SET EXERCISE = Scan the records for the word "text". Copy each line that includes it.

Stored data =
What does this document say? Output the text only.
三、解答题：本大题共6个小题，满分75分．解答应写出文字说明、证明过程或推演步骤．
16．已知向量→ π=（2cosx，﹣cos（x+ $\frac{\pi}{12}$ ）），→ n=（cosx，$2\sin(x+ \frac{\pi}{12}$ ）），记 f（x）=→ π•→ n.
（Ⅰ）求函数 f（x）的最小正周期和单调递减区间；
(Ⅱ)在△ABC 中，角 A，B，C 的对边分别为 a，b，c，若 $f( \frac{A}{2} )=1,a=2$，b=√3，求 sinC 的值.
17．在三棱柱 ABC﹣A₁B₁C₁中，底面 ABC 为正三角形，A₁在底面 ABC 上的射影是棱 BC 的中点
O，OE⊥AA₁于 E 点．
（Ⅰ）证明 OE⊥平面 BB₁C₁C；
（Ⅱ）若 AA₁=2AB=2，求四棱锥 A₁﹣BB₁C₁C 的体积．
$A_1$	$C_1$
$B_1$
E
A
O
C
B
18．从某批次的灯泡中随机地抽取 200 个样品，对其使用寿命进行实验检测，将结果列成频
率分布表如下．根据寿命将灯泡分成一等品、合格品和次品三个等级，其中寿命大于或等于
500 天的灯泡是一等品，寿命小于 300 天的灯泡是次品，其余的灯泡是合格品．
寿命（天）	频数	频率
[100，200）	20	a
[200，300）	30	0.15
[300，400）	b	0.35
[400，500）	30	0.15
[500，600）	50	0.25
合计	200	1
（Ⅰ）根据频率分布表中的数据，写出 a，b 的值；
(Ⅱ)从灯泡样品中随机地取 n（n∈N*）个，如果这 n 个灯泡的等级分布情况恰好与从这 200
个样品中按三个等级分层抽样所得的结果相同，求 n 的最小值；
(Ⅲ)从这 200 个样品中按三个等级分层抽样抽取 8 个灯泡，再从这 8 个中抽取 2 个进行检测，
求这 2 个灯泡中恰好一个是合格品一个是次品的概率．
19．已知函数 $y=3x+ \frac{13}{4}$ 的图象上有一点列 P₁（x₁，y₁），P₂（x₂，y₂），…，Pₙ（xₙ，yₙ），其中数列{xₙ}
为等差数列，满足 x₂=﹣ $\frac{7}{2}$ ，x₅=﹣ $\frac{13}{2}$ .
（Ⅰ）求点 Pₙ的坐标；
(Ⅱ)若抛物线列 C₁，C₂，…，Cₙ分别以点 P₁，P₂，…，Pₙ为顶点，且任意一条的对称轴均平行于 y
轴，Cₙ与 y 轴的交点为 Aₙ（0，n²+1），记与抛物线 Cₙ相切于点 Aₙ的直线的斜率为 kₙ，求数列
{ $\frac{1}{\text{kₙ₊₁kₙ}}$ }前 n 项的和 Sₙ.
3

RESULT OF THE EXERCISE =
What does this document say? Output the text only.
{ $\frac{1}{\text{kₙ₊₁kₙ}}$ }前 n 项的和 Sₙ.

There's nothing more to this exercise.